→ Set exercise: Extract all lines that hold the string "Suporte".

# Start of Records for this task

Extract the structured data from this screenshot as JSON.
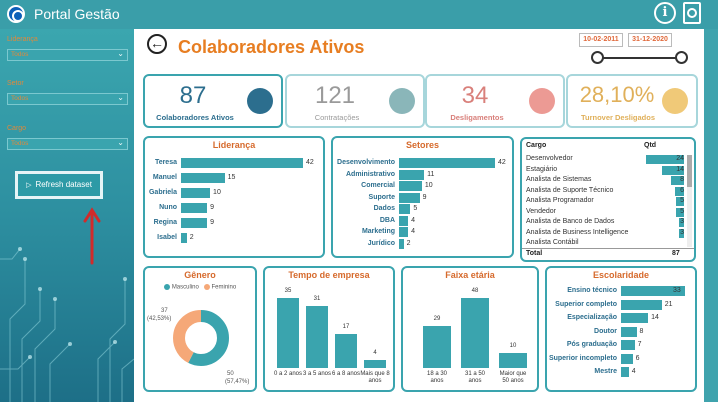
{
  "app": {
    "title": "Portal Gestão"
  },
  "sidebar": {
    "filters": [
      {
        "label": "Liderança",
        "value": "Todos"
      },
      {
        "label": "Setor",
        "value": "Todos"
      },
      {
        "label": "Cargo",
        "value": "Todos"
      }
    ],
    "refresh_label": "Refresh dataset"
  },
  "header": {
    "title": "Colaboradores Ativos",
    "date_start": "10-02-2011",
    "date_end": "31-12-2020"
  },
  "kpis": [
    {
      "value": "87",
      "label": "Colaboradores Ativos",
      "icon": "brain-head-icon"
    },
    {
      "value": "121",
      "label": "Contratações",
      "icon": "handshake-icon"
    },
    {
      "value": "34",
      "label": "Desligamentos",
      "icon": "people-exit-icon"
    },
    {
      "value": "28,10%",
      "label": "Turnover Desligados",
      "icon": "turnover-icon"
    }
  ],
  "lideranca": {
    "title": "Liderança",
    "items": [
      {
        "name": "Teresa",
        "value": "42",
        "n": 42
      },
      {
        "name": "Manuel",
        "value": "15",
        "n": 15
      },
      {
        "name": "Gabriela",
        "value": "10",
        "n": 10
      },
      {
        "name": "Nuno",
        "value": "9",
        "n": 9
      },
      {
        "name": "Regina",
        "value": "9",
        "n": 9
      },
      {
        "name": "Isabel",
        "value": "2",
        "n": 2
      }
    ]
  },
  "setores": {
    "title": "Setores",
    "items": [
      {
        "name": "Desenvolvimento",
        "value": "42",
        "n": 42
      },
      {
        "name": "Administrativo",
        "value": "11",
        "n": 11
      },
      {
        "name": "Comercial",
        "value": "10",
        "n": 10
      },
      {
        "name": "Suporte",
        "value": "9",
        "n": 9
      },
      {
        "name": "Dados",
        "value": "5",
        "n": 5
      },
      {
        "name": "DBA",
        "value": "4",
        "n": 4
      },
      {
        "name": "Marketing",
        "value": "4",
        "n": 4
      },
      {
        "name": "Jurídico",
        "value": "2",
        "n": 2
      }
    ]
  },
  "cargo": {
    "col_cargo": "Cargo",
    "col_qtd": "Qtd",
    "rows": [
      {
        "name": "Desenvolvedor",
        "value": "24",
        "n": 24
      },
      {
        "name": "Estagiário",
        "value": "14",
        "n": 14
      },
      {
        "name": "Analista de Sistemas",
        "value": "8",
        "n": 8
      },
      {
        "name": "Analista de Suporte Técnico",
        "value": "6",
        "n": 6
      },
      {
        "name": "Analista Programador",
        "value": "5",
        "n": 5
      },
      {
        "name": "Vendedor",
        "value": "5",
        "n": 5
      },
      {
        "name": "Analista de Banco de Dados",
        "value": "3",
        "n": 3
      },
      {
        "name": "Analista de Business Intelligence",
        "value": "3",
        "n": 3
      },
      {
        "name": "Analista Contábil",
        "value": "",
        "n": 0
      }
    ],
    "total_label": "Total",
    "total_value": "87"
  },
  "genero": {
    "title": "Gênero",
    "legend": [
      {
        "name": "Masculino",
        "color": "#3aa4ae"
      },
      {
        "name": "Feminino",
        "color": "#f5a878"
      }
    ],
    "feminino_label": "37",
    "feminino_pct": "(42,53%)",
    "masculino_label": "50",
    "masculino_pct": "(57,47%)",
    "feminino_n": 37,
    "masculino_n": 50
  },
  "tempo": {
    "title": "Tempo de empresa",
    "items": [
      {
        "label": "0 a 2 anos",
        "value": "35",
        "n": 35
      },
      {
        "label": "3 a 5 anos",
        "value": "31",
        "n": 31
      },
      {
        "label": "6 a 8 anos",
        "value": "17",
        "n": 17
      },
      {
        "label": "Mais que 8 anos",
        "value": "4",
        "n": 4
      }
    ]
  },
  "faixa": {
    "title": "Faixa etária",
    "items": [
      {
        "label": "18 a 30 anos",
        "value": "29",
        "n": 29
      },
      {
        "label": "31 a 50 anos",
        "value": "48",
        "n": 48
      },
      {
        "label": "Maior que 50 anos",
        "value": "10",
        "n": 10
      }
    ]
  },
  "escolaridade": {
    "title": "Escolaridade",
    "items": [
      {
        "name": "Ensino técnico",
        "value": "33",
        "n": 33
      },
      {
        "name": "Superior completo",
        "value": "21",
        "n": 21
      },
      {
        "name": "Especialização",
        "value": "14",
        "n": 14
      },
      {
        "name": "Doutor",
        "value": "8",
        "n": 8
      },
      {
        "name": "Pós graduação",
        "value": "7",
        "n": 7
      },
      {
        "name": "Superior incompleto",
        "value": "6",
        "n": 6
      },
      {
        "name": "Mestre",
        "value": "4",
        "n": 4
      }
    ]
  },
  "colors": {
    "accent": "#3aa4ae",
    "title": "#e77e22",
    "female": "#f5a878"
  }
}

# End of Records for this task

→ Correct answer:
        "name": "Suporte",
        "name": "Analista de Suporte Técnico",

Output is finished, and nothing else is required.